(Stored items)
==*==

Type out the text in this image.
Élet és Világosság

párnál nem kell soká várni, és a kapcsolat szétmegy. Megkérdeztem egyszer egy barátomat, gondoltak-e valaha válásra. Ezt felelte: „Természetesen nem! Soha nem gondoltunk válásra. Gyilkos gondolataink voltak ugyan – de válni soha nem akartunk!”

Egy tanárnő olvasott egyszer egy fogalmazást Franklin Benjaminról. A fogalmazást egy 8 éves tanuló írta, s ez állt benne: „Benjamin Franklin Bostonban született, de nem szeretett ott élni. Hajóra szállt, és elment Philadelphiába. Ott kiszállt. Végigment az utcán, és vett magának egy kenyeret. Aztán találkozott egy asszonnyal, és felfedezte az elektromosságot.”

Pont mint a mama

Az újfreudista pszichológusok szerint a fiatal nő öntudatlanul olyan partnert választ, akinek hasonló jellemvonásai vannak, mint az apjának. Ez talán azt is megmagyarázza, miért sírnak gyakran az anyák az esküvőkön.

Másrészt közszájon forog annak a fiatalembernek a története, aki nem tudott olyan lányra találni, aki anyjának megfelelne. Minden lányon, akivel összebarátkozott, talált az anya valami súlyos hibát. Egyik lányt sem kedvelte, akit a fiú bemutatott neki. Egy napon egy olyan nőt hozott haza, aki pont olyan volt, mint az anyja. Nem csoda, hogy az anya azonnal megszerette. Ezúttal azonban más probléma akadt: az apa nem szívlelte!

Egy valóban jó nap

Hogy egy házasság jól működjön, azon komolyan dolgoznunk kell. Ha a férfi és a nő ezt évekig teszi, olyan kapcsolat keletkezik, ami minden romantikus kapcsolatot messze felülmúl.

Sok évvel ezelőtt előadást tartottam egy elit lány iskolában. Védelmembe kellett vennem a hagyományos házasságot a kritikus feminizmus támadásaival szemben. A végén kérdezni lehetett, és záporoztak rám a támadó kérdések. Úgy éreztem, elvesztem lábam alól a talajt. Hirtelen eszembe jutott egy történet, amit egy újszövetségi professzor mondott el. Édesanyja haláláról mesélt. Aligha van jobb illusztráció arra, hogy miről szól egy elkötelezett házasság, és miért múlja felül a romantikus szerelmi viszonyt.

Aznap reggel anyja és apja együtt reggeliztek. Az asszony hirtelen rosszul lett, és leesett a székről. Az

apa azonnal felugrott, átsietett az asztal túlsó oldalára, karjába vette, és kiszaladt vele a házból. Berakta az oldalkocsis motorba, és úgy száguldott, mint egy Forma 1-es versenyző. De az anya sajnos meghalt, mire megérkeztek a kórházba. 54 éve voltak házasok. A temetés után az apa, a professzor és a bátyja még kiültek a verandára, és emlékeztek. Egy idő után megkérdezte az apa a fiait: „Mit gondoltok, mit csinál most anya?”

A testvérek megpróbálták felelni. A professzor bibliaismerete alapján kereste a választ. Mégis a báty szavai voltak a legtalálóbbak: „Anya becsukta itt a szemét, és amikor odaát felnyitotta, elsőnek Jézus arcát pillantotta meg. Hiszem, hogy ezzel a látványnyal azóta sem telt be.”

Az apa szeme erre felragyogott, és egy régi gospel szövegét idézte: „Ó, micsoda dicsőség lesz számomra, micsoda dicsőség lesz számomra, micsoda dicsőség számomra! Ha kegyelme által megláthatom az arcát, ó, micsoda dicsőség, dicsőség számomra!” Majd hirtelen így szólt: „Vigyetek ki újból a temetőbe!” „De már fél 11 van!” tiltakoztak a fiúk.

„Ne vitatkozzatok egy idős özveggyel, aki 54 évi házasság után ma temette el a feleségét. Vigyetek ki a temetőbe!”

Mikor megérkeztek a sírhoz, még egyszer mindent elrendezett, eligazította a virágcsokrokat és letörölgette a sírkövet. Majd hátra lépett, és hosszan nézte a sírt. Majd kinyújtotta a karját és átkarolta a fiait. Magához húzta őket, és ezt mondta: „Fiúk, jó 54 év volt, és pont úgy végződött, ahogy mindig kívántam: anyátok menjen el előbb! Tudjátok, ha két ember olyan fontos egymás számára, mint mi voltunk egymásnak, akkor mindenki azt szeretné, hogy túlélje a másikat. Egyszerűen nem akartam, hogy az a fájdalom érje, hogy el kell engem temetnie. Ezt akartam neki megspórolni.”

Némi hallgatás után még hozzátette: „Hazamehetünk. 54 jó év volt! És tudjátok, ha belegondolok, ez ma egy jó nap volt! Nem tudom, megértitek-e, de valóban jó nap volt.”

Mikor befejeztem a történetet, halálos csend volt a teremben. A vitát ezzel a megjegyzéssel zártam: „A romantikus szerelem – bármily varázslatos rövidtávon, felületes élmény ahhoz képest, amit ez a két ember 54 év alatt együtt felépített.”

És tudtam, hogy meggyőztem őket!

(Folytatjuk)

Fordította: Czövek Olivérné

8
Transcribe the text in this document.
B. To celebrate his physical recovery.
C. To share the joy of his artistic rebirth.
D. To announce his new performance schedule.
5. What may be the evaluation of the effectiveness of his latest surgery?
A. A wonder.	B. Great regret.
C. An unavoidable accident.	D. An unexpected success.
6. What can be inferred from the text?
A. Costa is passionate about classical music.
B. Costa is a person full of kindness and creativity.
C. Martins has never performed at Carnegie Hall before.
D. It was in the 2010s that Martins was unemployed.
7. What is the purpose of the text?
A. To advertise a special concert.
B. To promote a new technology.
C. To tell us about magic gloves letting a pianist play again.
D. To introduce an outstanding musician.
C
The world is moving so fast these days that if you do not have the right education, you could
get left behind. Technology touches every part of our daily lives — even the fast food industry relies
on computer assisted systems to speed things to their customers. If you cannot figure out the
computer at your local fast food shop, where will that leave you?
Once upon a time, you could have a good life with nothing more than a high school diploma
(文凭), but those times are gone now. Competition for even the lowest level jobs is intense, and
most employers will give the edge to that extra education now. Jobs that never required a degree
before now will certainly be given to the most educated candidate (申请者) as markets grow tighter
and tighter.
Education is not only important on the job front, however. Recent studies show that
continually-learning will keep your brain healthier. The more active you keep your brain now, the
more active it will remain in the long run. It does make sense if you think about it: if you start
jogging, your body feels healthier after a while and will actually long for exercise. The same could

==*==

WHAT IS NEEDED: Report how many lines hold the string "text", giving the number and nothing else.

RESULT OF THE EXERCISE: 4